- _What is being asked_
Take the data that follows and retype it word for word.

★ ★ ★ ★

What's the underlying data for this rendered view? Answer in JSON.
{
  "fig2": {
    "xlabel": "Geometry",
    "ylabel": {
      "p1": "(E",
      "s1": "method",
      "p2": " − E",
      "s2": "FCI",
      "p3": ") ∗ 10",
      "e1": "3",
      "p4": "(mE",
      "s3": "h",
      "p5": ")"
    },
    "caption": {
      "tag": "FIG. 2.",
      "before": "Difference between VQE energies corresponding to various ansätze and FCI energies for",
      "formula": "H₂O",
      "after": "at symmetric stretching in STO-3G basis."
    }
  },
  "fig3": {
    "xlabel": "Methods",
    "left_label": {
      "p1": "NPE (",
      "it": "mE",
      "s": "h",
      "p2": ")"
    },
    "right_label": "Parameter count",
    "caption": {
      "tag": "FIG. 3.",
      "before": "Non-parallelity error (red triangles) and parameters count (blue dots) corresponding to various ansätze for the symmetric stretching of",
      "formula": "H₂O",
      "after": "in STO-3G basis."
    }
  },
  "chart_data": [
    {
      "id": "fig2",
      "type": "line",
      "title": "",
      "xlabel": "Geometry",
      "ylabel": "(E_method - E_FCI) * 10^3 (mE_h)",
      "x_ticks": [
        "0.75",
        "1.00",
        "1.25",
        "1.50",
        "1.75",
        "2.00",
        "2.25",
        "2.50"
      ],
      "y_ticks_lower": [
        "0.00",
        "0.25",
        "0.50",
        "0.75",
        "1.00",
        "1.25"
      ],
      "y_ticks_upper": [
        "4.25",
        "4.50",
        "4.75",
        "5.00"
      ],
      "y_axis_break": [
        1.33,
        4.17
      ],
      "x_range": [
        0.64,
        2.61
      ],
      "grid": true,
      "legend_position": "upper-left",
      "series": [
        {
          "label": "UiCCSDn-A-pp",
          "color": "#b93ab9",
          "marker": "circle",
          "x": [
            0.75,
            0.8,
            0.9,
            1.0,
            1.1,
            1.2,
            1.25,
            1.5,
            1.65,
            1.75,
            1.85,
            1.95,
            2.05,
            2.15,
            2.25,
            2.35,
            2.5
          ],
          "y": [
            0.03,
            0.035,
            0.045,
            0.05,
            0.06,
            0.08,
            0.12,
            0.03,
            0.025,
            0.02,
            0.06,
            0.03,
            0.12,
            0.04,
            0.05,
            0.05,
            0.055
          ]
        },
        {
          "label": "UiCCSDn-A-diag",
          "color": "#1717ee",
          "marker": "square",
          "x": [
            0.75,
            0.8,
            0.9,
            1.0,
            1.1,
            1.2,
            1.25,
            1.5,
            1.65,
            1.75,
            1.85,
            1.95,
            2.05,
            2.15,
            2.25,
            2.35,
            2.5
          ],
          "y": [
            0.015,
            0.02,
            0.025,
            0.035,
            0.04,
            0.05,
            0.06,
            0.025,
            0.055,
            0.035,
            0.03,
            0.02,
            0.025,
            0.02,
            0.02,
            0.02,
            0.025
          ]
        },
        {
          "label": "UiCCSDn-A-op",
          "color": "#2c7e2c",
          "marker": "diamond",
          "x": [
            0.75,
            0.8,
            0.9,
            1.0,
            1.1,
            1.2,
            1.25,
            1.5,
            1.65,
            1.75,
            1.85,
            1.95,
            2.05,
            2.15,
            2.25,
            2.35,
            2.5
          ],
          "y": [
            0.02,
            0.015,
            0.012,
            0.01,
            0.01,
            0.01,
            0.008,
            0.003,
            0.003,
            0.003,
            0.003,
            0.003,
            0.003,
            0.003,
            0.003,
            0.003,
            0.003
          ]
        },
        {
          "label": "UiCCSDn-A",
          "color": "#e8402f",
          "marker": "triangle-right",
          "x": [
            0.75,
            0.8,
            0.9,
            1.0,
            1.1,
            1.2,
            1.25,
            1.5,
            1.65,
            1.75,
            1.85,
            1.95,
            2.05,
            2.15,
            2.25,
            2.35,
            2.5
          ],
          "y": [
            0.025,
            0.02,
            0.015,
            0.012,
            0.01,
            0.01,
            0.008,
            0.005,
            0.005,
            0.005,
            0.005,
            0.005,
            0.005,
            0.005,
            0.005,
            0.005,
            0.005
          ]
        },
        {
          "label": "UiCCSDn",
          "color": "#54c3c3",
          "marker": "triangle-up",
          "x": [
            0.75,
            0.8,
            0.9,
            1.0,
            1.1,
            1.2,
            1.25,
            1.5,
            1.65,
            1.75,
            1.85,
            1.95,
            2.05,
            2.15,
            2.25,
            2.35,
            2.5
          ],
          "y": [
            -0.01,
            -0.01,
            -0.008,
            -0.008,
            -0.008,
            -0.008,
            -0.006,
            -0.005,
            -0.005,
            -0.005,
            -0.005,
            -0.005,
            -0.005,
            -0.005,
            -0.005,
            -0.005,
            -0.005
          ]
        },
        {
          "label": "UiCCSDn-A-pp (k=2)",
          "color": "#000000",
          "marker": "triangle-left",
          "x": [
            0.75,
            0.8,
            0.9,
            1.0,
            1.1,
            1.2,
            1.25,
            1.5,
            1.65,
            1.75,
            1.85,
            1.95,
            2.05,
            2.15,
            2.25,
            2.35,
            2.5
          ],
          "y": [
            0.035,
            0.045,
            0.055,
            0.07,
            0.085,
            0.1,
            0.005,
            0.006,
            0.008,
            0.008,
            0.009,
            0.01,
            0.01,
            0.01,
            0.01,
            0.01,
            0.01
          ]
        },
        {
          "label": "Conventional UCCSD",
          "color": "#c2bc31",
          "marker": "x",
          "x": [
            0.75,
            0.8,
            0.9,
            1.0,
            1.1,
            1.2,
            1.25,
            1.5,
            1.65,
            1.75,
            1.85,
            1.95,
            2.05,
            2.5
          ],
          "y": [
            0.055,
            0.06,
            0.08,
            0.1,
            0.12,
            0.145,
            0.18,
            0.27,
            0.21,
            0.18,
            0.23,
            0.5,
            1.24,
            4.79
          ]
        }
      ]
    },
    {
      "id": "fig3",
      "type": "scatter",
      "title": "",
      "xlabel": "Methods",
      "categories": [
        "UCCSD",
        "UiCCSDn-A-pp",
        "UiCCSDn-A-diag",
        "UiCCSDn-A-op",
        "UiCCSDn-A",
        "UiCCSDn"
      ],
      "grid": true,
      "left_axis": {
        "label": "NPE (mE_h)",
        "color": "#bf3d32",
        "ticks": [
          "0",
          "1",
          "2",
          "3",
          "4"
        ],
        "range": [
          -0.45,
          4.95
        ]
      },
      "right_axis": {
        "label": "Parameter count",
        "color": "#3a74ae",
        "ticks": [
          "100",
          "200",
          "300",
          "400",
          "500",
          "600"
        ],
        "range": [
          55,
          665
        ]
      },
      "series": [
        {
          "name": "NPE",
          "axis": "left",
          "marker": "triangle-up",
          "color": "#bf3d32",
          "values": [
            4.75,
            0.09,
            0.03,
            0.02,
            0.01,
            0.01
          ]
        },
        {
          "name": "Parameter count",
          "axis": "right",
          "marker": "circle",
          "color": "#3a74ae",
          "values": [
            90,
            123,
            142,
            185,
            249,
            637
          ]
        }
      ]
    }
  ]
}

★ ★ ★ ★

- _Exercise answer_
What's the underlying data for this rendered view? Answer in JSON.
{
  "fig2": {
    "xlabel": "Geometry",
    "ylabel": {
      "p1": "(E",
      "s1": "method",
      "p2": " − E",
      "s2": "FCI",
      "p3": ") ∗ 10",
      "e1": "3",
      "p4": "(mE",
      "s3": "h",
      "p5": ")"
    },
    "caption": {
      "tag": "FIG. 2.",
      "before": "Difference between VQE energies corresponding to various ansätze and FCI energies for",
      "formula": "H₂O",
      "after": "at symmetric stretching in STO-3G basis."
    }
  },
  "fig3": {
    "xlabel": "Methods",
    "left_label": {
      "p1": "NPE (",
      "it": "mE",
      "s": "h",
      "p2": ")"
    },
    "right_label": "Parameter count",
    "caption": {
      "tag": "FIG. 3.",
      "before": "Non-parallelity error (red triangles) and parameters count (blue dots) corresponding to various ansätze for the symmetric stretching of",
      "formula": "H₂O",
      "after": "in STO-3G basis."
    }
  },
  "chart_data": [
    {
      "id": "fig2",
      "type": "line",
      "title": "",
      "xlabel": "Geometry",
      "ylabel": "(E_method - E_FCI) * 10^3 (mE_h)",
      "x_ticks": [
        "0.75",
        "1.00",
        "1.25",
        "1.50",
        "1.75",
        "2.00",
        "2.25",
        "2.50"
      ],
      "y_ticks_lower": [
        "0.00",
        "0.25",
        "0.50",
        "0.75",
        "1.00",
        "1.25"
      ],
      "y_ticks_upper": [
        "4.25",
        "4.50",
        "4.75",
        "5.00"
      ],
      "y_axis_break": [
        1.33,
        4.17
      ],
      "x_range": [
        0.64,
        2.61
      ],
      "grid": true,
      "legend_position": "upper-left",
      "series": [
        {
          "label": "UiCCSDn-A-pp",
          "color": "#b93ab9",
          "marker": "circle",
          "x": [
            0.75,
            0.8,
            0.9,
            1.0,
            1.1,
            1.2,
            1.25,
            1.5,
            1.65,
            1.75,
            1.85,
            1.95,
            2.05,
            2.15,
            2.25,
            2.35,
            2.5
          ],
          "y": [
            0.03,
            0.035,
            0.045,
            0.05,
            0.06,
            0.08,
            0.12,
            0.03,
            0.025,
            0.02,
            0.06,
            0.03,
            0.12,
            0.04,
            0.05,
            0.05,
            0.055
          ]
        },
        {
          "label": "UiCCSDn-A-diag",
          "color": "#1717ee",
          "marker": "square",
          "x": [
            0.75,
            0.8,
            0.9,
            1.0,
            1.1,
            1.2,
            1.25,
            1.5,
            1.65,
            1.75,
            1.85,
            1.95,
            2.05,
            2.15,
            2.25,
            2.35,
            2.5
          ],
          "y": [
            0.015,
            0.02,
            0.025,
            0.035,
            0.04,
            0.05,
            0.06,
            0.025,
            0.055,
            0.035,
            0.03,
            0.02,
            0.025,
            0.02,
            0.02,
            0.02,
            0.025
          ]
        },
        {
          "label": "UiCCSDn-A-op",
          "color": "#2c7e2c",
          "marker": "diamond",
          "x": [
            0.75,
            0.8,
            0.9,
            1.0,
            1.1,
            1.2,
            1.25,
            1.5,
            1.65,
            1.75,
            1.85,
            1.95,
            2.05,
            2.15,
            2.25,
            2.35,
            2.5
          ],
          "y": [
            0.02,
            0.015,
            0.012,
            0.01,
            0.01,
            0.01,
            0.008,
            0.003,
            0.003,
            0.003,
            0.003,
            0.003,
            0.003,
            0.003,
            0.003,
            0.003,
            0.003
          ]
        },
        {
          "label": "UiCCSDn-A",
          "color": "#e8402f",
          "marker": "triangle-right",
          "x": [
            0.75,
            0.8,
            0.9,
            1.0,
            1.1,
            1.2,
            1.25,
            1.5,
            1.65,
            1.75,
            1.85,
            1.95,
            2.05,
            2.15,
            2.25,
            2.35,
            2.5
          ],
          "y": [
            0.025,
            0.02,
            0.015,
            0.012,
            0.01,
            0.01,
            0.008,
            0.005,
            0.005,
            0.005,
            0.005,
            0.005,
            0.005,
            0.005,
            0.005,
            0.005,
            0.005
          ]
        },
        {
          "label": "UiCCSDn",
          "color": "#54c3c3",
          "marker": "triangle-up",
          "x": [
            0.75,
            0.8,
            0.9,
            1.0,
            1.1,
            1.2,
            1.25,
            1.5,
            1.65,
            1.75,
            1.85,
            1.95,
            2.05,
            2.15,
            2.25,
            2.35,
            2.5
          ],
          "y": [
            -0.01,
            -0.01,
            -0.008,
            -0.008,
            -0.008,
            -0.008,
            -0.006,
            -0.005,
            -0.005,
            -0.005,
            -0.005,
            -0.005,
            -0.005,
            -0.005,
            -0.005,
            -0.005,
            -0.005
          ]
        },
        {
          "label": "UiCCSDn-A-pp (k=2)",
          "color": "#000000",
          "marker": "triangle-left",
          "x": [
            0.75,
            0.8,
            0.9,
            1.0,
            1.1,
            1.2,
            1.25,
            1.5,
            1.65,
            1.75,
            1.85,
            1.95,
            2.05,
            2.15,
            2.25,
            2.35,
            2.5
          ],
          "y": [
            0.035,
            0.045,
            0.055,
            0.07,
            0.085,
            0.1,
            0.005,
            0.006,
            0.008,
            0.008,
            0.009,
            0.01,
            0.01,
            0.01,
            0.01,
            0.01,
            0.01
          ]
        },
        {
          "label": "Conventional UCCSD",
          "color": "#c2bc31",
          "marker": "x",
          "x": [
            0.75,
            0.8,
            0.9,
            1.0,
            1.1,
            1.2,
            1.25,
            1.5,
            1.65,
            1.75,
            1.85,
            1.95,
            2.05,
            2.5
          ],
          "y": [
            0.055,
            0.06,
            0.08,
            0.1,
            0.12,
            0.145,
            0.18,
            0.27,
            0.21,
            0.18,
            0.23,
            0.5,
            1.24,
            4.79
          ]
        }
      ]
    },
    {
      "id": "fig3",
      "type": "scatter",
      "title": "",
      "xlabel": "Methods",
      "categories": [
        "UCCSD",
        "UiCCSDn-A-pp",
        "UiCCSDn-A-diag",
        "UiCCSDn-A-op",
        "UiCCSDn-A",
        "UiCCSDn"
      ],
      "grid": true,
      "left_axis": {
        "label": "NPE (mE_h)",
        "color": "#bf3d32",
        "ticks": [
          "0",
          "1",
          "2",
          "3",
          "4"
        ],
        "range": [
          -0.45,
          4.95
        ]
      },
      "right_axis": {
        "label": "Parameter count",
        "color": "#3a74ae",
        "ticks": [
          "100",
          "200",
          "300",
          "400",
          "500",
          "600"
        ],
        "range": [
          55,
          665
        ]
      },
      "series": [
        {
          "name": "NPE",
          "axis": "left",
          "marker": "triangle-up",
          "color": "#bf3d32",
          "values": [
            4.75,
            0.09,
            0.03,
            0.02,
            0.01,
            0.01
          ]
        },
        {
          "name": "Parameter count",
          "axis": "right",
          "marker": "circle",
          "color": "#3a74ae",
          "values": [
            90,
            123,
            142,
            185,
            249,
            637
          ]
        }
      ]
    }
  ]
}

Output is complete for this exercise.